(Directions for this task) Without the pictures, write out all the lines below exactly as they appear.

--- begin Task input ---

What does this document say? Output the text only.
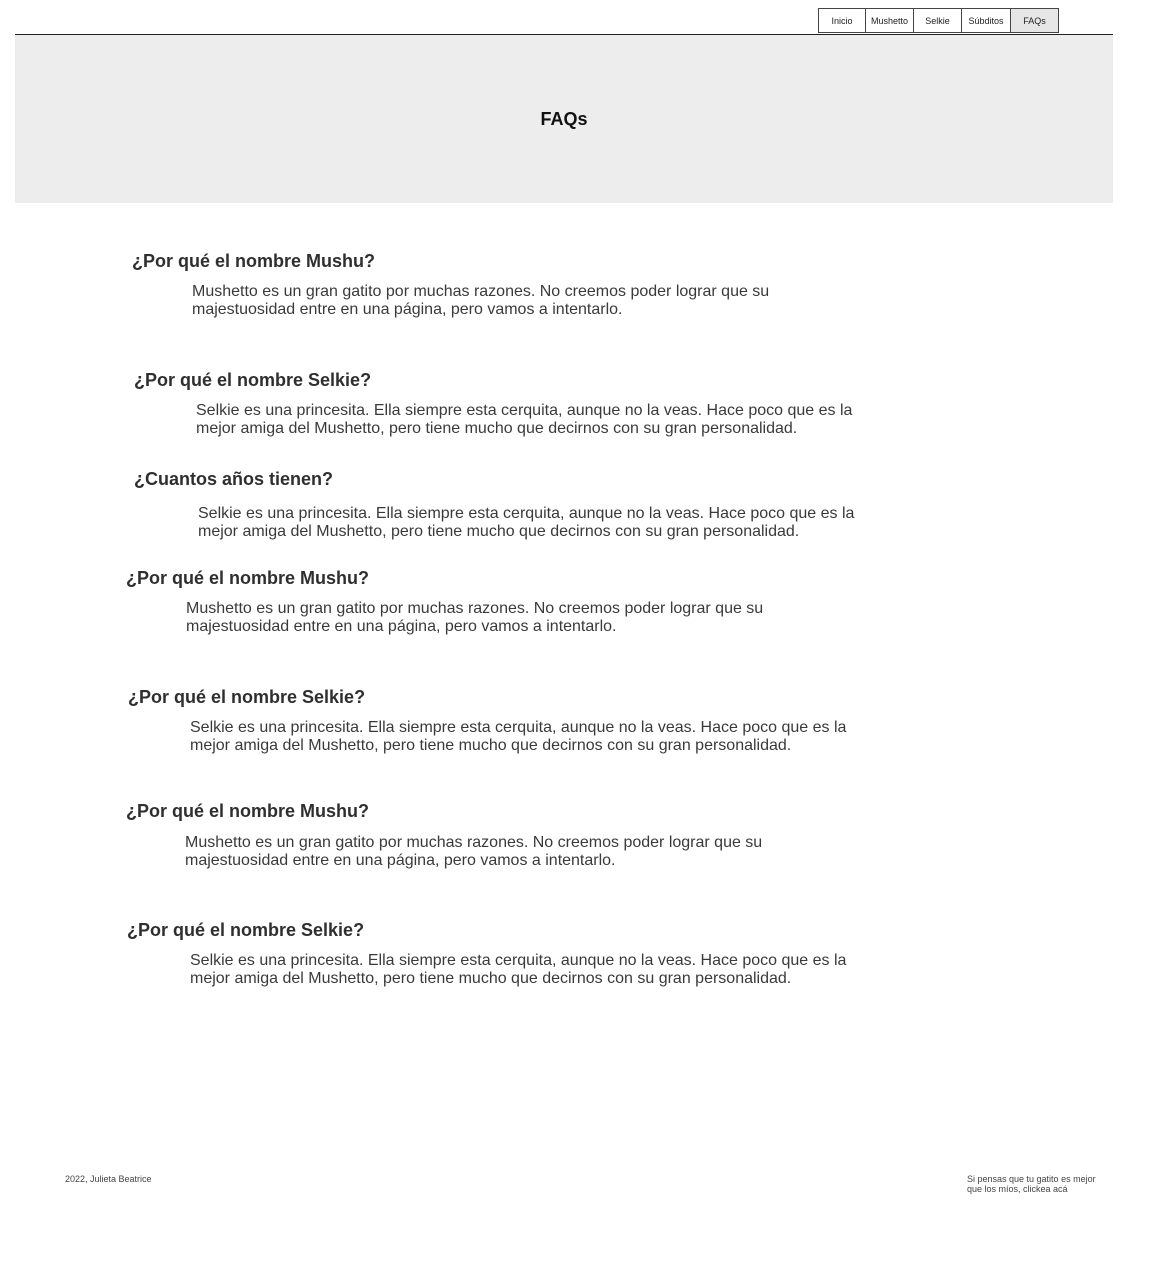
Inicio	Mushetto	Selkie	Súbditos	FAQs
FAQs
¿Por qué el nombre Mushu?
Mushetto es un gran gatito por muchas razones. No creemos poder lograr que su majestuosidad entre en una página, pero vamos a intentarlo.
¿Por qué el nombre Selkie?
Selkie es una princesita. Ella siempre esta cerquita, aunque no la veas. Hace poco que es la mejor amiga del Mushetto, pero tiene mucho que decirnos con su gran personalidad.
¿Cuantos años tienen?
Selkie es una princesita. Ella siempre esta cerquita, aunque no la veas. Hace poco que es la mejor amiga del Mushetto, pero tiene mucho que decirnos con su gran personalidad.
¿Por qué el nombre Mushu?
Mushetto es un gran gatito por muchas razones. No creemos poder lograr que su majestuosidad entre en una página, pero vamos a intentarlo.
¿Por qué el nombre Selkie?
Selkie es una princesita. Ella siempre esta cerquita, aunque no la veas. Hace poco que es la mejor amiga del Mushetto, pero tiene mucho que decirnos con su gran personalidad.
¿Por qué el nombre Mushu?
Mushetto es un gran gatito por muchas razones. No creemos poder lograr que su majestuosidad entre en una página, pero vamos a intentarlo.
¿Por qué el nombre Selkie?
Selkie es una princesita. Ella siempre esta cerquita, aunque no la veas. Hace poco que es la mejor amiga del Mushetto, pero tiene mucho que decirnos con su gran personalidad.
2022, Julieta Beatrice	Si pensas que tu gatito es mejor que los míos, clickea acá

--- end Task input ---

(Reply to the task)
What does this document say? Output the text only.
Inicio	Mushetto	Selkie	Súbditos	FAQs
FAQs
¿Por qué el nombre Mushu?
Mushetto es un gran gatito por muchas razones. No creemos poder lograr que su majestuosidad entre en una página, pero vamos a intentarlo.
¿Por qué el nombre Selkie?
Selkie es una princesita. Ella siempre esta cerquita, aunque no la veas. Hace poco que es la mejor amiga del Mushetto, pero tiene mucho que decirnos con su gran personalidad.
¿Cuantos años tienen?
Selkie es una princesita. Ella siempre esta cerquita, aunque no la veas. Hace poco que es la mejor amiga del Mushetto, pero tiene mucho que decirnos con su gran personalidad.
¿Por qué el nombre Mushu?
Mushetto es un gran gatito por muchas razones. No creemos poder lograr que su majestuosidad entre en una página, pero vamos a intentarlo.
¿Por qué el nombre Selkie?
Selkie es una princesita. Ella siempre esta cerquita, aunque no la veas. Hace poco que es la mejor amiga del Mushetto, pero tiene mucho que decirnos con su gran personalidad.
¿Por qué el nombre Mushu?
Mushetto es un gran gatito por muchas razones. No creemos poder lograr que su majestuosidad entre en una página, pero vamos a intentarlo.
¿Por qué el nombre Selkie?
Selkie es una princesita. Ella siempre esta cerquita, aunque no la veas. Hace poco que es la mejor amiga del Mushetto, pero tiene mucho que decirnos con su gran personalidad.
2022, Julieta Beatrice	Si pensas que tu gatito es mejor que los míos, clickea acá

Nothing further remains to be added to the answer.